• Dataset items
------------------------

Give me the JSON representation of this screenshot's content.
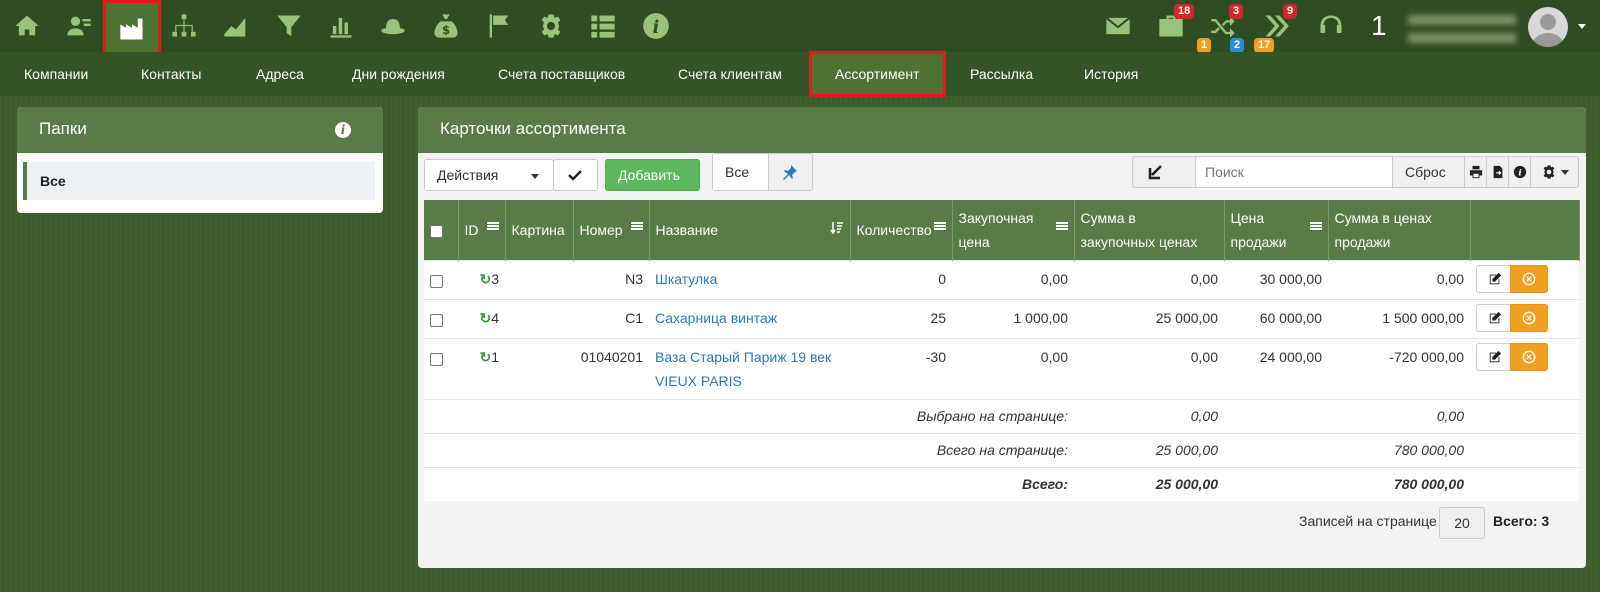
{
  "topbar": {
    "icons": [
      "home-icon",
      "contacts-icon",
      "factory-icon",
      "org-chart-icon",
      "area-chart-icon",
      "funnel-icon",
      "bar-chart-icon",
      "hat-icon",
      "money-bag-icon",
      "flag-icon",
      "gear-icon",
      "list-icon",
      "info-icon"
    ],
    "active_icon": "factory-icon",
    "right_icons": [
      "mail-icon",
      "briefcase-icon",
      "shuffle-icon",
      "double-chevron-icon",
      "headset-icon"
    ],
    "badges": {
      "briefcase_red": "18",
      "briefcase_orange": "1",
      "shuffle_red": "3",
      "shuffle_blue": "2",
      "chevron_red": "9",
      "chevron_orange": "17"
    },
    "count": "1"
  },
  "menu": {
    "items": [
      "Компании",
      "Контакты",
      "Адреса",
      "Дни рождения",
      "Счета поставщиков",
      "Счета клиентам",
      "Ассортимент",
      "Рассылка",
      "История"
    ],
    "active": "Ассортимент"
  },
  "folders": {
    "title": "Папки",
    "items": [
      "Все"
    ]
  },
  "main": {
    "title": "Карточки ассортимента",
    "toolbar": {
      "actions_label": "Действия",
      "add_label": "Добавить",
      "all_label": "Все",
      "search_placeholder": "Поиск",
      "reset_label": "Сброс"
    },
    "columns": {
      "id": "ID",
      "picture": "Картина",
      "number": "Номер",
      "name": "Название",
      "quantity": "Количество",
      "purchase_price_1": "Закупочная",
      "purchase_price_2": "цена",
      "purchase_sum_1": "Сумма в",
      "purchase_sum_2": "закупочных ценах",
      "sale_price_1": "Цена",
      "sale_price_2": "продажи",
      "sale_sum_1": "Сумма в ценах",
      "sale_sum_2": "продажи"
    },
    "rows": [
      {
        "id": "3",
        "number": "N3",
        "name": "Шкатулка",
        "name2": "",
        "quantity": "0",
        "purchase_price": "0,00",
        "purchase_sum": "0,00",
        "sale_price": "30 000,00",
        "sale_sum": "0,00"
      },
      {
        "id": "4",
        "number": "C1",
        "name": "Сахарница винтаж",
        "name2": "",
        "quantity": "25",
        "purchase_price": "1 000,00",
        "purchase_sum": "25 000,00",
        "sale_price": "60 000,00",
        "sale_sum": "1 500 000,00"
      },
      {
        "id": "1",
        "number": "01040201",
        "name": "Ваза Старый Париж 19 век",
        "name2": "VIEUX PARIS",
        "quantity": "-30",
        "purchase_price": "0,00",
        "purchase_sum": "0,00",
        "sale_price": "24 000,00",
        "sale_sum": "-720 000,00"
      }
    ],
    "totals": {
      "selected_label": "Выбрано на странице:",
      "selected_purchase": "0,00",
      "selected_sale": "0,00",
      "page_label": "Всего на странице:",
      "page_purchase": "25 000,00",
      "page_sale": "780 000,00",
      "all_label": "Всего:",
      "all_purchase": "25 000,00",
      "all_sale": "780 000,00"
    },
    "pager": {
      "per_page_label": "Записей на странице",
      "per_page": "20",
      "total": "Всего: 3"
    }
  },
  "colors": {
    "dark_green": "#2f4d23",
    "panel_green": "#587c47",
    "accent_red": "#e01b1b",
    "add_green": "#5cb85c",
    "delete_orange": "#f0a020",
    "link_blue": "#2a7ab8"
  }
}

------------------------

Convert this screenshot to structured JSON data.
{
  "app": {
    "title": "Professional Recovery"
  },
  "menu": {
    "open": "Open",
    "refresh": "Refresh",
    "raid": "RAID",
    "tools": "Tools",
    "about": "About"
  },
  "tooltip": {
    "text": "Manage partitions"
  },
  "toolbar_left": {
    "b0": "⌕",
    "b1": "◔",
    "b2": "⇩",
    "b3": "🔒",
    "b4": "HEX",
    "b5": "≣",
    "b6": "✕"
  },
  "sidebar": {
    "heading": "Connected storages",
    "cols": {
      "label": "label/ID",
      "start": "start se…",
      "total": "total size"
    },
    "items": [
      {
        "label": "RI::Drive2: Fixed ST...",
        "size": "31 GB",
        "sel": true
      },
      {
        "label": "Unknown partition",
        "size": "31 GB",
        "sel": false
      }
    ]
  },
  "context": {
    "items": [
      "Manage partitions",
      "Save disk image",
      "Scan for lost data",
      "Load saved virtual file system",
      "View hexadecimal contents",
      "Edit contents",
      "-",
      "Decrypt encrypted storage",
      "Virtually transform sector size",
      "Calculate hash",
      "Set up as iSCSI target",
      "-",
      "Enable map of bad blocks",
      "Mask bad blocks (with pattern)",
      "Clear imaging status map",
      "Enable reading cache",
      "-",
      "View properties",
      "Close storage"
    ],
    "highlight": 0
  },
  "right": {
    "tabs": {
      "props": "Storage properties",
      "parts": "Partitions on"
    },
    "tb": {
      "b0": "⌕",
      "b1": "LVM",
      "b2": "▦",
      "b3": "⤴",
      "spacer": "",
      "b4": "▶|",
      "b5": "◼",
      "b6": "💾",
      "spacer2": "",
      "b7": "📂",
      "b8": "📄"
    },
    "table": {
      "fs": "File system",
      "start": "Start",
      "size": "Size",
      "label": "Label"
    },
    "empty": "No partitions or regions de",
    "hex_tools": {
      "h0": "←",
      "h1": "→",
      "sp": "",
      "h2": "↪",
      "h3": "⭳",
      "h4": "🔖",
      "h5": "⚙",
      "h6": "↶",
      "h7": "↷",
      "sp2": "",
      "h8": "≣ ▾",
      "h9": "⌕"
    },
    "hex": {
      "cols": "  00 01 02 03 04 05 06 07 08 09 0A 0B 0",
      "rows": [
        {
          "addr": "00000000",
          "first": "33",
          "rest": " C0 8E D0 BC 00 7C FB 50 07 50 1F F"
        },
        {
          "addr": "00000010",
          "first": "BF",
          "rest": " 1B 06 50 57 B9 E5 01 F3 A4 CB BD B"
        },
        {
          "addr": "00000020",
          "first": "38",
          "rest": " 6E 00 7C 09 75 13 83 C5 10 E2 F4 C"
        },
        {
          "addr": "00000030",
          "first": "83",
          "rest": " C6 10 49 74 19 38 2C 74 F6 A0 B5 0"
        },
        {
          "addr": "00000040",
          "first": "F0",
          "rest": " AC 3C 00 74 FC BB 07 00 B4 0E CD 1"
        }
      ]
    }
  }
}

------------------------

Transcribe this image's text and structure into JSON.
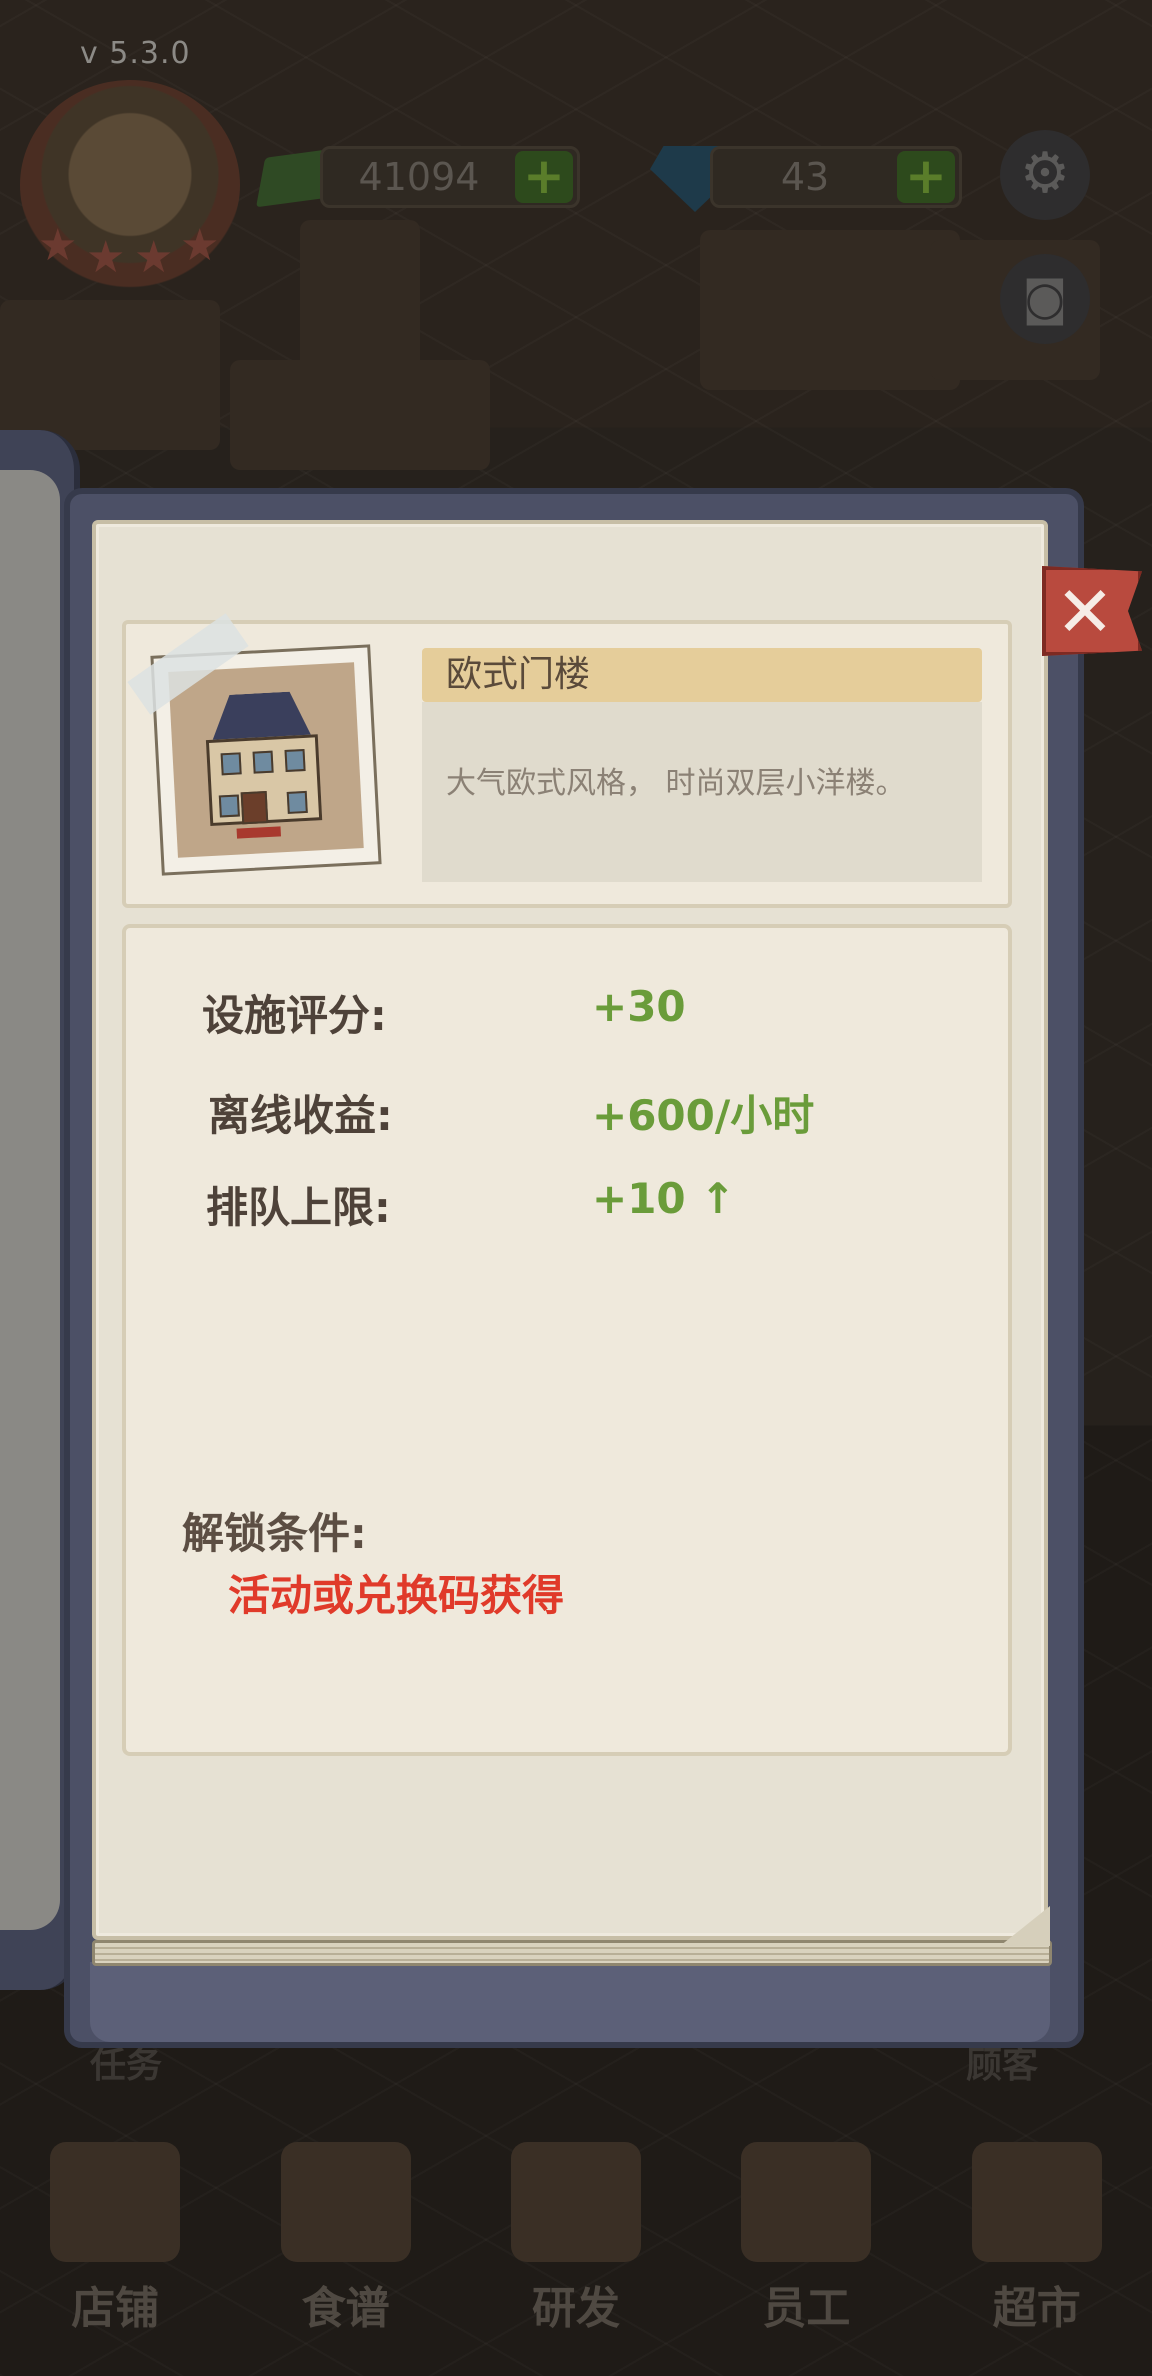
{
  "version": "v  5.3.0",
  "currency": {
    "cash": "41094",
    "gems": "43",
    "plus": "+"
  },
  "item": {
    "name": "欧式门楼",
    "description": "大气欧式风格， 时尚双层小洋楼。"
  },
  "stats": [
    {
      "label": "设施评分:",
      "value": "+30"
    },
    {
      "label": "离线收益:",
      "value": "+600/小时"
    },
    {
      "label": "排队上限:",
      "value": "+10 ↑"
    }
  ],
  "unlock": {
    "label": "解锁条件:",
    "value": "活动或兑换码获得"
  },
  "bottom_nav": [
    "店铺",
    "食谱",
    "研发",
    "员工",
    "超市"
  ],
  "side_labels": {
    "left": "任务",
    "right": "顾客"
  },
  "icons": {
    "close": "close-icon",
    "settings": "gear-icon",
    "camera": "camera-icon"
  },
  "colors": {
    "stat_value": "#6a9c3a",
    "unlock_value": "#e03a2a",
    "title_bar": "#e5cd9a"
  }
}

------------------------

• DIRECTION
Say how many lines in the entries contain the string "Сумма", and leave out everything else.

• EXERCISE ANSWER
2